Wir wollen den Prozess beginnen, indem wir einige sehr grundsätzliche theoretische Annahmen darlegen, die die Arbeit von TIE bestimmen. Sie entstammen aus Erfahrungen, die wir in TIE, aber auch außerhalb gemacht haben (ja, es gab ein Leben vor TIE, es gibt ein Leben außerhalb von TIE). Wir wollen dabei aber auch nicht verbergen, dass die Theorien von Marx, Rosa Luxemburg – um nur die beiden »Klassiker« zu nennen – uns am brauchbarsten erscheinen, diese Erfahrungen auf den Begriff zu bringen. Theoretische Annahmen sind immer auch Ansprüche, die es überhaupt erst einzulösen gilt. Überwiegend enthalten sie mehr Fragen als Antworten. Immer müssen sie weiterentwickelt werden.

1.

—————

Welche beiden Theoretiker nennt der Textauszug als »Klassiker«, deren Theorien den Verfassern am brauchbarsten erscheinen?

*VERFÜGBARES MATERIAL*:

—————

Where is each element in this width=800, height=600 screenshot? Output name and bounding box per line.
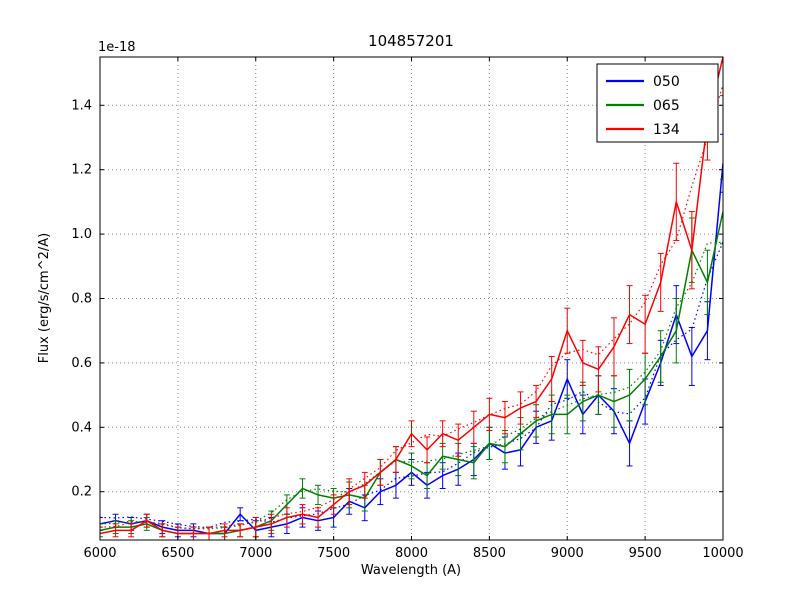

—————

*ERWARTETE AUSGABE*:
Marx und Rosa Luxemburg.